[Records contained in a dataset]
================================
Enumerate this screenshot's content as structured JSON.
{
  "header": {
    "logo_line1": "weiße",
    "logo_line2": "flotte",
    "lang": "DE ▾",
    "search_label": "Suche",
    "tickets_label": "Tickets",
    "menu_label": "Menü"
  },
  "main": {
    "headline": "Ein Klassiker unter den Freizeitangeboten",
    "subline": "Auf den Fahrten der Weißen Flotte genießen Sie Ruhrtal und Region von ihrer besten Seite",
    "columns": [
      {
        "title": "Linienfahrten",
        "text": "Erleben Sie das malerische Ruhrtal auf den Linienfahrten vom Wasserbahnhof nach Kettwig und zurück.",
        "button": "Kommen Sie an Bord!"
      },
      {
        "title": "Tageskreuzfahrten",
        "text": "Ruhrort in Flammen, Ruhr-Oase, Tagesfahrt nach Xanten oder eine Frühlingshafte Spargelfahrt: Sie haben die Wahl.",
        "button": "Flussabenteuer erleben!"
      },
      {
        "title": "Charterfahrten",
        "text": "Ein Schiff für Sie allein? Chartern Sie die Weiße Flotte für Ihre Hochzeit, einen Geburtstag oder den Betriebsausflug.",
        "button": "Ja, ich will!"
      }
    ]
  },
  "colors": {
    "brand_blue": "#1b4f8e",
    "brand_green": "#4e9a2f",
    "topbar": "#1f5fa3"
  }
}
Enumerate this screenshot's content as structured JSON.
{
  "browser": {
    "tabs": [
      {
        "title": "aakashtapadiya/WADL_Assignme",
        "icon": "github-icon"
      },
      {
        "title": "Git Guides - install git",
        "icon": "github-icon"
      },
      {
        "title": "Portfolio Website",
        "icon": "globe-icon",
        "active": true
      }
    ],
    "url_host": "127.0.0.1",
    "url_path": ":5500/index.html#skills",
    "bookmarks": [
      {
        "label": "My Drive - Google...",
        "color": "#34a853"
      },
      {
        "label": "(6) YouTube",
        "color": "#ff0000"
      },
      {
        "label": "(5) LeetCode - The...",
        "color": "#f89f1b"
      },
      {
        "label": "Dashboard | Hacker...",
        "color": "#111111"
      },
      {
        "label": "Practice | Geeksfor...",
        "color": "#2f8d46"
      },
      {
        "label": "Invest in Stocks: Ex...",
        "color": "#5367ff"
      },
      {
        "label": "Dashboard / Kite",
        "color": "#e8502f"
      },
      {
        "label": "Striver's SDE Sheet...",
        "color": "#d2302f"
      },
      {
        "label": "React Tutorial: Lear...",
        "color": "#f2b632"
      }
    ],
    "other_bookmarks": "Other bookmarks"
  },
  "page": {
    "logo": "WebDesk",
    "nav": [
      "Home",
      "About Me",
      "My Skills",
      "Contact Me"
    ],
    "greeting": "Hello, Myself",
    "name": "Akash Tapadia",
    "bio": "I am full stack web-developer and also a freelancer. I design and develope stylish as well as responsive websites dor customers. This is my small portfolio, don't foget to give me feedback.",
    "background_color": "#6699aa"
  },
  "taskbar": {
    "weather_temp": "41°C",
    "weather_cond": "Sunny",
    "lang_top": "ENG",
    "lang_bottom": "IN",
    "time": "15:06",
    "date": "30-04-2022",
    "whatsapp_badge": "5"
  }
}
================================
Give only the number of lines in the listing above that include the string "bookmarks".

— Output of the exercise —
2